▶ Request
Type out the records that follow, exactly as given.

___ Supplied information

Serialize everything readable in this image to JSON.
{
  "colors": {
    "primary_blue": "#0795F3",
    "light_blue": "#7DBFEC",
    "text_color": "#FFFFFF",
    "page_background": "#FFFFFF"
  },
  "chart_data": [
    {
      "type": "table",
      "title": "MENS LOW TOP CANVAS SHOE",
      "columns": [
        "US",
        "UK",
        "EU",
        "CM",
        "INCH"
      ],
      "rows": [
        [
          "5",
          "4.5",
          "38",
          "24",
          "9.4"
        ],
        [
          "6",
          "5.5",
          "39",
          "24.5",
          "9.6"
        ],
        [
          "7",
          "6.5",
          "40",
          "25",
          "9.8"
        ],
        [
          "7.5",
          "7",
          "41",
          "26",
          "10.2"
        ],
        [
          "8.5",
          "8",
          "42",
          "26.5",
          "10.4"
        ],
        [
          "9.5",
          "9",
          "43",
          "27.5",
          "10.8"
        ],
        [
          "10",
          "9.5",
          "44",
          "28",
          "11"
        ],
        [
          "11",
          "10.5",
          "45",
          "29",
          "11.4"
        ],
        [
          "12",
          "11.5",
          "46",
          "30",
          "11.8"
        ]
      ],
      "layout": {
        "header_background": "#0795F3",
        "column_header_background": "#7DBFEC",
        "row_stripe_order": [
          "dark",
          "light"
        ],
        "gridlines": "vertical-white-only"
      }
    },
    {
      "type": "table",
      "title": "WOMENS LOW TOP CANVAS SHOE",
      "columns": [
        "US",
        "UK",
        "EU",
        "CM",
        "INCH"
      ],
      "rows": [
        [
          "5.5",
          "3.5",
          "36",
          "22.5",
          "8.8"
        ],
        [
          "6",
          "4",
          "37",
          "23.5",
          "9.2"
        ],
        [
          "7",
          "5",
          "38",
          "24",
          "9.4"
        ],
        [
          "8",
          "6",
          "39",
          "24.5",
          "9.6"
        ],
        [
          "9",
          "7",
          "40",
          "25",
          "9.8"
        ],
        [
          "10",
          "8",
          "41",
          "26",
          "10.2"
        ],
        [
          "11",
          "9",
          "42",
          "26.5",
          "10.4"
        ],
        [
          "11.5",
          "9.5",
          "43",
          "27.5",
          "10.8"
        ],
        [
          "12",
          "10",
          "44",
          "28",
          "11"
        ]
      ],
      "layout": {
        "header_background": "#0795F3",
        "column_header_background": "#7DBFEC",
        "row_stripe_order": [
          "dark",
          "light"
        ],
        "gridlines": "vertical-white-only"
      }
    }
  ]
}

______

▶ Response to this task
Serialize everything readable in this image to JSON.
{
  "colors": {
    "primary_blue": "#0795F3",
    "light_blue": "#7DBFEC",
    "text_color": "#FFFFFF",
    "page_background": "#FFFFFF"
  },
  "chart_data": [
    {
      "type": "table",
      "title": "MENS LOW TOP CANVAS SHOE",
      "columns": [
        "US",
        "UK",
        "EU",
        "CM",
        "INCH"
      ],
      "rows": [
        [
          "5",
          "4.5",
          "38",
          "24",
          "9.4"
        ],
        [
          "6",
          "5.5",
          "39",
          "24.5",
          "9.6"
        ],
        [
          "7",
          "6.5",
          "40",
          "25",
          "9.8"
        ],
        [
          "7.5",
          "7",
          "41",
          "26",
          "10.2"
        ],
        [
          "8.5",
          "8",
          "42",
          "26.5",
          "10.4"
        ],
        [
          "9.5",
          "9",
          "43",
          "27.5",
          "10.8"
        ],
        [
          "10",
          "9.5",
          "44",
          "28",
          "11"
        ],
        [
          "11",
          "10.5",
          "45",
          "29",
          "11.4"
        ],
        [
          "12",
          "11.5",
          "46",
          "30",
          "11.8"
        ]
      ],
      "layout": {
        "header_background": "#0795F3",
        "column_header_background": "#7DBFEC",
        "row_stripe_order": [
          "dark",
          "light"
        ],
        "gridlines": "vertical-white-only"
      }
    },
    {
      "type": "table",
      "title": "WOMENS LOW TOP CANVAS SHOE",
      "columns": [
        "US",
        "UK",
        "EU",
        "CM",
        "INCH"
      ],
      "rows": [
        [
          "5.5",
          "3.5",
          "36",
          "22.5",
          "8.8"
        ],
        [
          "6",
          "4",
          "37",
          "23.5",
          "9.2"
        ],
        [
          "7",
          "5",
          "38",
          "24",
          "9.4"
        ],
        [
          "8",
          "6",
          "39",
          "24.5",
          "9.6"
        ],
        [
          "9",
          "7",
          "40",
          "25",
          "9.8"
        ],
        [
          "10",
          "8",
          "41",
          "26",
          "10.2"
        ],
        [
          "11",
          "9",
          "42",
          "26.5",
          "10.4"
        ],
        [
          "11.5",
          "9.5",
          "43",
          "27.5",
          "10.8"
        ],
        [
          "12",
          "10",
          "44",
          "28",
          "11"
        ]
      ],
      "layout": {
        "header_background": "#0795F3",
        "column_header_background": "#7DBFEC",
        "row_stripe_order": [
          "dark",
          "light"
        ],
        "gridlines": "vertical-white-only"
      }
    }
  ]
}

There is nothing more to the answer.